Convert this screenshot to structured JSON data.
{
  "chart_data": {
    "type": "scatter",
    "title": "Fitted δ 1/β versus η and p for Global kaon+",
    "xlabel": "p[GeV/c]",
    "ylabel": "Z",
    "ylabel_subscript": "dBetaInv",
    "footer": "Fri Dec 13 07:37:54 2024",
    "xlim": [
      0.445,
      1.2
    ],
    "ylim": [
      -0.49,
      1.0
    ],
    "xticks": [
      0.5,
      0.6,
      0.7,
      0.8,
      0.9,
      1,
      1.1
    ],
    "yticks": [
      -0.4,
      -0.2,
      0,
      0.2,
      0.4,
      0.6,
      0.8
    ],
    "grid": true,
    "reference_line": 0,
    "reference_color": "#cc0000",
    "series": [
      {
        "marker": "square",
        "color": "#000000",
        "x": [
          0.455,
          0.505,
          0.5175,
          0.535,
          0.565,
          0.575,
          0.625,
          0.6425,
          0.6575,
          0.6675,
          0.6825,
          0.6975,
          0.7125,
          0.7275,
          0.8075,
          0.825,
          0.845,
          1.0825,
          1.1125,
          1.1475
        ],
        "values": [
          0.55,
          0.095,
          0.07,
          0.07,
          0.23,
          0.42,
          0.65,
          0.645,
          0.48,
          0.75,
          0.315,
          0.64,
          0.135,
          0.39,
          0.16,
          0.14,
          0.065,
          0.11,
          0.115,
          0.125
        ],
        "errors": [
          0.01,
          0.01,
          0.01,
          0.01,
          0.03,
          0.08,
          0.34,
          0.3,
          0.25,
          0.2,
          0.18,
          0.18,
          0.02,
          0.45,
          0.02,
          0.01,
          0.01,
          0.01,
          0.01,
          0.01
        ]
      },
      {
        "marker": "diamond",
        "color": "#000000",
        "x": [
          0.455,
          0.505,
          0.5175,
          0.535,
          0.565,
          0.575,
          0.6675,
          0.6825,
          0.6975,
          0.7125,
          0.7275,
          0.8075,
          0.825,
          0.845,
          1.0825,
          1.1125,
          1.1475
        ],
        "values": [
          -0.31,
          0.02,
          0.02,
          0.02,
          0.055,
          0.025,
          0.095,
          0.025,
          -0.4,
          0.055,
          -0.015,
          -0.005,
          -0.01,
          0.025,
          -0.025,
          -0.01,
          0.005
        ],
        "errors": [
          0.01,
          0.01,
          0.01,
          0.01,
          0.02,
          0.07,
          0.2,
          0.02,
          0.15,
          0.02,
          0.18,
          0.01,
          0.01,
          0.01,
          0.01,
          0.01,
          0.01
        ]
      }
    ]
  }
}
* * *
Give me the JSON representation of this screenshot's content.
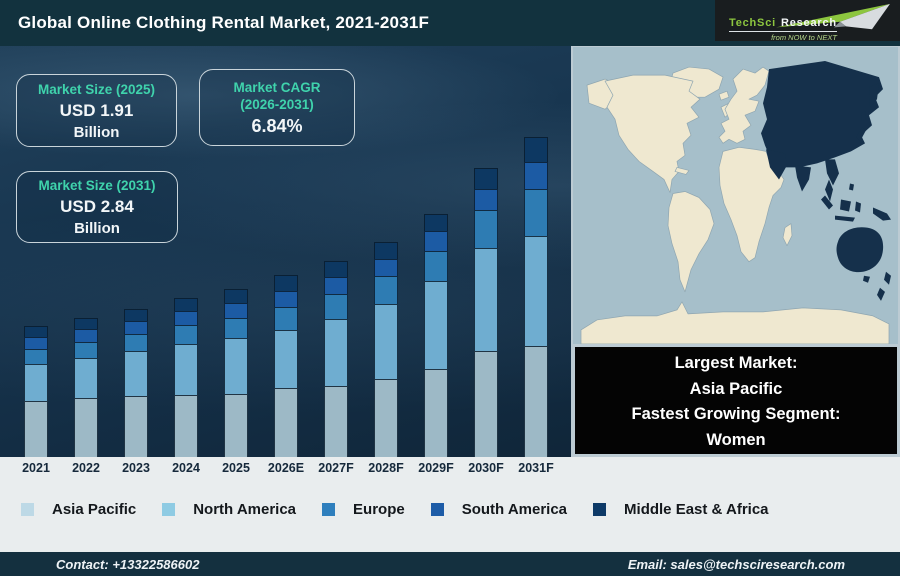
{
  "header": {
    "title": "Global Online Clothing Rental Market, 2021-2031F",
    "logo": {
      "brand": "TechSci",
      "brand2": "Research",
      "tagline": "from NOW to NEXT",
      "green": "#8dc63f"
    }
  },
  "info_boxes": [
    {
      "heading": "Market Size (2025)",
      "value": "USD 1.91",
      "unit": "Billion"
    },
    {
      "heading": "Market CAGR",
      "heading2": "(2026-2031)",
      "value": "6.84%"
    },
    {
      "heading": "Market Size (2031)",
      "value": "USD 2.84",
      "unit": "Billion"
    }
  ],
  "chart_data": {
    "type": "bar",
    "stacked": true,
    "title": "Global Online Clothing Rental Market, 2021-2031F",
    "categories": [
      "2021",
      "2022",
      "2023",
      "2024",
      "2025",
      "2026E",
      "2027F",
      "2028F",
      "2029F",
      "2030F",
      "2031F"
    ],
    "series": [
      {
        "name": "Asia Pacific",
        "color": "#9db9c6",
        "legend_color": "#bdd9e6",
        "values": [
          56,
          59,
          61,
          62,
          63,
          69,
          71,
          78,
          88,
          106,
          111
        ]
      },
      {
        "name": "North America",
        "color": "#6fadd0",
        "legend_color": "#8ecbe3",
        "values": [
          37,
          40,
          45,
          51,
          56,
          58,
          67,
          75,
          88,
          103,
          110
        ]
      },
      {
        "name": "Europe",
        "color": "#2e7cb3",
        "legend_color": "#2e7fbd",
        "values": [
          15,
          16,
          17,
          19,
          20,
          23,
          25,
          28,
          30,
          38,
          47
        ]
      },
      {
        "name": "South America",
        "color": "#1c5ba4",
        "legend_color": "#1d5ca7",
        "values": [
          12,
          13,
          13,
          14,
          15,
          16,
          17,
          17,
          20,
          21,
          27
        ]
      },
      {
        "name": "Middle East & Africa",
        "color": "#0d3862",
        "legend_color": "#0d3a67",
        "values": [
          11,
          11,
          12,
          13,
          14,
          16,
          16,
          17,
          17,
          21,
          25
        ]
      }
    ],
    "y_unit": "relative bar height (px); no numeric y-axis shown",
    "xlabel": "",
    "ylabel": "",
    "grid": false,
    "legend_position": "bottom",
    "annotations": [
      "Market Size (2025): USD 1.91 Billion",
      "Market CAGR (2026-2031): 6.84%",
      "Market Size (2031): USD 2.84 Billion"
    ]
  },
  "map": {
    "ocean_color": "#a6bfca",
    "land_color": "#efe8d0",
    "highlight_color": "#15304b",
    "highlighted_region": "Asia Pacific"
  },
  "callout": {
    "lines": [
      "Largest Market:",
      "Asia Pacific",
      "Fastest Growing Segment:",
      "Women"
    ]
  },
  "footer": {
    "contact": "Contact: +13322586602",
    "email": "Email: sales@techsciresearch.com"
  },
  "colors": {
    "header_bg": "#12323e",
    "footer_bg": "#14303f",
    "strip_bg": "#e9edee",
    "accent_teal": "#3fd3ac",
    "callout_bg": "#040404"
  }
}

» **Task prompt**
How many lines in these entries contain the string "this"? State the number and nothing more.

» **Reply**
2